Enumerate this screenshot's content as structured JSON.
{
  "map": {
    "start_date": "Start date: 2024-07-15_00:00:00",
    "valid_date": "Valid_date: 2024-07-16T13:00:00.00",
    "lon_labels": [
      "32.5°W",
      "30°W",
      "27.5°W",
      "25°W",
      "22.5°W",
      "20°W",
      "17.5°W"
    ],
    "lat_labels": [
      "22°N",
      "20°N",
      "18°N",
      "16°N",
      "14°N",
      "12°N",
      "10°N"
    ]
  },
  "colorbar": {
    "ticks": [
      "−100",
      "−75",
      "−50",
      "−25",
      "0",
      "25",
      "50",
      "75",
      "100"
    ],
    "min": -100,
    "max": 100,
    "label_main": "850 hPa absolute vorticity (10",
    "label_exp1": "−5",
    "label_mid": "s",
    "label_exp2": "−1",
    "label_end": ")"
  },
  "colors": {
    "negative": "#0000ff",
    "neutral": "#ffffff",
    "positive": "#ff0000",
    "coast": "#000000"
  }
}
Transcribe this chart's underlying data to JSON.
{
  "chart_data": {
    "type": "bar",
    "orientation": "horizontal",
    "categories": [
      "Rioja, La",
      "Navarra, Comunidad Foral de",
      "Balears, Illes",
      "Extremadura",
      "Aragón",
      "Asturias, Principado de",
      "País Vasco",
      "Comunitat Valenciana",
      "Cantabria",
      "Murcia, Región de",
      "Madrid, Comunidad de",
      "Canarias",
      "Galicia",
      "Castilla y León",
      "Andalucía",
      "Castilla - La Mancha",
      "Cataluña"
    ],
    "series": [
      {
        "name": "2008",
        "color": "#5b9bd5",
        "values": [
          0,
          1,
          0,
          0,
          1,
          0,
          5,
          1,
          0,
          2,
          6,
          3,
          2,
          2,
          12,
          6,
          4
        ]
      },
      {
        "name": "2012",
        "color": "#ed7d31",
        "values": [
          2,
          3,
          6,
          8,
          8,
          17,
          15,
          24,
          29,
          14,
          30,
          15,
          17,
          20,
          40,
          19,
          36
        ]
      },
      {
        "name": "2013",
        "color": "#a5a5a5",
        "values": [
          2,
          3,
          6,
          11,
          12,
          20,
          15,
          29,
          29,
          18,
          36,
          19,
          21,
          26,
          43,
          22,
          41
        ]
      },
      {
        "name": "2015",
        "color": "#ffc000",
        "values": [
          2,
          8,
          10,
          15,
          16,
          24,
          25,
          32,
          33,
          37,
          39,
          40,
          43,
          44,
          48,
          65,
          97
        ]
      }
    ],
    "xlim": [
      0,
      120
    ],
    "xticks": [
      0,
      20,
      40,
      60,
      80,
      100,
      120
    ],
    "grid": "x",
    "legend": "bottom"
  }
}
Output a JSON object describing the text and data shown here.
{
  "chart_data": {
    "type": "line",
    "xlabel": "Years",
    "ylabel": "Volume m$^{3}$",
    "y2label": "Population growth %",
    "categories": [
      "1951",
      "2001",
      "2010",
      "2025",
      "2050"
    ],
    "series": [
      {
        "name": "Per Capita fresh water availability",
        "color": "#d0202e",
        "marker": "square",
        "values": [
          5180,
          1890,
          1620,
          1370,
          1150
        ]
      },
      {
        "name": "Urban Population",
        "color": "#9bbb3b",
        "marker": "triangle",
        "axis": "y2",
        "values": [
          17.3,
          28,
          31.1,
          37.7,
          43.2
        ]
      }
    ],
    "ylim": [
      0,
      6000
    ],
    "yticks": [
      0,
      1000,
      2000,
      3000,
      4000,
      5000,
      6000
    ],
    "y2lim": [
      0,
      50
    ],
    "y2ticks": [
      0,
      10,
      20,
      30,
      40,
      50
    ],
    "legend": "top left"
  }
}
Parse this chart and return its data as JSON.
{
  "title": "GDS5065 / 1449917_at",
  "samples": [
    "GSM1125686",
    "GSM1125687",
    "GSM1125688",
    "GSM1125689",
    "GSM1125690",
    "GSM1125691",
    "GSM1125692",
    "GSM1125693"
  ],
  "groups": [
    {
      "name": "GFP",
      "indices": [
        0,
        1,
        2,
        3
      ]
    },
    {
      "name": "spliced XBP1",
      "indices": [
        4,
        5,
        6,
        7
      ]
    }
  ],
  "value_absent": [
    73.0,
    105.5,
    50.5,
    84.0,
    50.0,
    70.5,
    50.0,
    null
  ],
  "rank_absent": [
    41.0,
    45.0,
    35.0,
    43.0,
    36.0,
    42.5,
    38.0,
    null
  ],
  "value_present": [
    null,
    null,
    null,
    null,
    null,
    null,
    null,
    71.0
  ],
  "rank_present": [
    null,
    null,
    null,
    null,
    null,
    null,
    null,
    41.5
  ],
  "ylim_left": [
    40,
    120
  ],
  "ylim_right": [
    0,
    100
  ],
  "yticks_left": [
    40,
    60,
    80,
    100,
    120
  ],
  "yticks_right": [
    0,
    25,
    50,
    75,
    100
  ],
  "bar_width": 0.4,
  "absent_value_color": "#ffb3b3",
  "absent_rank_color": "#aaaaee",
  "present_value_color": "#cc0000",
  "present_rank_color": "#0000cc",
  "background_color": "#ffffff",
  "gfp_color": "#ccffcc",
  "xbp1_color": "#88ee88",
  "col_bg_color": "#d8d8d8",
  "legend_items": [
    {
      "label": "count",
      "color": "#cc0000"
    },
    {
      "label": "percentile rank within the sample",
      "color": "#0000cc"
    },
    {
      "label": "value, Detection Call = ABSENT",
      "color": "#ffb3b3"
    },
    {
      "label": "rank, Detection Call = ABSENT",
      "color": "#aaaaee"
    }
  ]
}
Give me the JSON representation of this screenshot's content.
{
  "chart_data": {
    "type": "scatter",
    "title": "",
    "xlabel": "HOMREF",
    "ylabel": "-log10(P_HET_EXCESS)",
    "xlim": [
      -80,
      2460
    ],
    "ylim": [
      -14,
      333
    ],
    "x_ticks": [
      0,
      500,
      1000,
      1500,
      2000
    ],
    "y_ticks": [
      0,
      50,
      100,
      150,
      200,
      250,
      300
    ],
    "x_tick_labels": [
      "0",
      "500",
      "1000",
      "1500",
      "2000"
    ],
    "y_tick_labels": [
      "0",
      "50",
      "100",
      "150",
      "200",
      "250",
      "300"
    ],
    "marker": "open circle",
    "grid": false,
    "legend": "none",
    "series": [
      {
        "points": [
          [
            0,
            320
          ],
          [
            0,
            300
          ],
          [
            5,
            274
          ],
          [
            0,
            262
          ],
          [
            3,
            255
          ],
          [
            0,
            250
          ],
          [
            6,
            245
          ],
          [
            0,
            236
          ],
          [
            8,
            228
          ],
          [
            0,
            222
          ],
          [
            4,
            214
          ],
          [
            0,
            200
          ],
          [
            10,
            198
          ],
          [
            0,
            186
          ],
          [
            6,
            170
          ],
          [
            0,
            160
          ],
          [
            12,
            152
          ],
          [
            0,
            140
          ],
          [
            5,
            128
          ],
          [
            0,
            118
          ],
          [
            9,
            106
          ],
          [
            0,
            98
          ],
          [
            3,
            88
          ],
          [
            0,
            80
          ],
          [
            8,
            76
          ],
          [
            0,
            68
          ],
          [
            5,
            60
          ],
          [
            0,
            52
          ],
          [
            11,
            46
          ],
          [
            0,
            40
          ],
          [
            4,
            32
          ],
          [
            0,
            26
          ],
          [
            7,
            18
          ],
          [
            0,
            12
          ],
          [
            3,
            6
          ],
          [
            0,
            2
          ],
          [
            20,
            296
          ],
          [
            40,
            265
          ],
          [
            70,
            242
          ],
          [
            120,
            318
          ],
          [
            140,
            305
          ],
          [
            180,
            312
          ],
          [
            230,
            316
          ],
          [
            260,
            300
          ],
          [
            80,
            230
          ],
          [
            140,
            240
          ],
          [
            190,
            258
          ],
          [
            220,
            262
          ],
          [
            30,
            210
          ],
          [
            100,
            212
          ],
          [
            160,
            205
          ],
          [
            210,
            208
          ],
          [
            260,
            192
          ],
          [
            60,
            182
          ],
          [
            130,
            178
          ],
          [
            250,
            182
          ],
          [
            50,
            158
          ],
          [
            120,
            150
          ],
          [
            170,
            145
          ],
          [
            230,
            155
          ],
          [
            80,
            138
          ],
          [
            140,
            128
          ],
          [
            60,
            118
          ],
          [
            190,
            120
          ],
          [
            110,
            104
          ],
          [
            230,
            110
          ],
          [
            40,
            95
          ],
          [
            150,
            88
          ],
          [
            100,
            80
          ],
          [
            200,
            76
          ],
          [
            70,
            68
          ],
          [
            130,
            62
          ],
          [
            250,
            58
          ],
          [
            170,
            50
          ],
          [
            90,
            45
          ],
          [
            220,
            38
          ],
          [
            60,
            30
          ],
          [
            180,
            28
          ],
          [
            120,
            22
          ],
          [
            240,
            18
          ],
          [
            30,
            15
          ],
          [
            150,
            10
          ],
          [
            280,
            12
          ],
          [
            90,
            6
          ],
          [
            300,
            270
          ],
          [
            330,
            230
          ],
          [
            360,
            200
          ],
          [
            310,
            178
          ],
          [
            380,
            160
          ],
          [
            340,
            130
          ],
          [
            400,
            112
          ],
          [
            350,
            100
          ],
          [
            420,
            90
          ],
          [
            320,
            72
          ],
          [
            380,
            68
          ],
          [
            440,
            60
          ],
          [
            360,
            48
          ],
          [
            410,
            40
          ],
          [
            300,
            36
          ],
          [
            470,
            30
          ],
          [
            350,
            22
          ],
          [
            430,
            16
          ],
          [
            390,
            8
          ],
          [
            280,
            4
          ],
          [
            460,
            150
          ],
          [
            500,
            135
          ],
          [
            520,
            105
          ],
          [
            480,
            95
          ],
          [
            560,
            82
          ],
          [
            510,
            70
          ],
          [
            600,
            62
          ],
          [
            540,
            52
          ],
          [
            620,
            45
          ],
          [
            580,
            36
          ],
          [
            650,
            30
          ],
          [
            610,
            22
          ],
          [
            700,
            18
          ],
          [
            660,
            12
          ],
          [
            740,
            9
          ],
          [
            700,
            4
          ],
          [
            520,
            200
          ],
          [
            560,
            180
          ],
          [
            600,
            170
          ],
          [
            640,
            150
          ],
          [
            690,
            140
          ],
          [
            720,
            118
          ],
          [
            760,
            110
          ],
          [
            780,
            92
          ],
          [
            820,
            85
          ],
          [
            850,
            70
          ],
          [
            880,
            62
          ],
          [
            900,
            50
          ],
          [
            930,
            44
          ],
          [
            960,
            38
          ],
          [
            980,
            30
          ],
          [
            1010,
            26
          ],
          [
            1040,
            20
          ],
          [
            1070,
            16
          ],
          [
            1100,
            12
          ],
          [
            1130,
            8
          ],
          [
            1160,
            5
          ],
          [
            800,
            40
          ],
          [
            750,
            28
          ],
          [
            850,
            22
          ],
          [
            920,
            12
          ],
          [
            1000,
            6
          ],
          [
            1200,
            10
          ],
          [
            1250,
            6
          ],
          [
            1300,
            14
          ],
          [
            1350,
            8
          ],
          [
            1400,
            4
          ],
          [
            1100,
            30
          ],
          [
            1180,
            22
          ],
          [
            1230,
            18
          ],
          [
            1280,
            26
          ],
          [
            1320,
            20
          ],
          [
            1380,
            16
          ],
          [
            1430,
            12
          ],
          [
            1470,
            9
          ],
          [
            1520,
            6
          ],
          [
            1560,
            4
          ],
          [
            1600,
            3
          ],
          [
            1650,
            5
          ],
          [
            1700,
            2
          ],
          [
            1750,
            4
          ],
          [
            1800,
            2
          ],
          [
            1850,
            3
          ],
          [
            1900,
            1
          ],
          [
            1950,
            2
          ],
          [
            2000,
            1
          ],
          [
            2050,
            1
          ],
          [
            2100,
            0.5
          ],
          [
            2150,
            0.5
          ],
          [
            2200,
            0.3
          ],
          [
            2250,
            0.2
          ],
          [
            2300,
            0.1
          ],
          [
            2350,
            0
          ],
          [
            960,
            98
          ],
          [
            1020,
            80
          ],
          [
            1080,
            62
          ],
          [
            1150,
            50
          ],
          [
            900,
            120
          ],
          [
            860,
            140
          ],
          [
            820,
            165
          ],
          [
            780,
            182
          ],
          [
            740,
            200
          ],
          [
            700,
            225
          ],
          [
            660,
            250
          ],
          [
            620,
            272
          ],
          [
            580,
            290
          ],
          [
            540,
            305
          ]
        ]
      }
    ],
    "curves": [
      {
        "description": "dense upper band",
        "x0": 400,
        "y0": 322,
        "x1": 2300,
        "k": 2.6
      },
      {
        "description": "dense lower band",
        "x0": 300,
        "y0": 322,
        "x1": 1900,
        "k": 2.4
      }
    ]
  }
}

====================

WHAT YOU WILL DO |
Copy every line of the listing where the word "dense" appears.

RESPONSE TO THE EXERCISE |
        "description": "dense upper band",
        "description": "dense lower band",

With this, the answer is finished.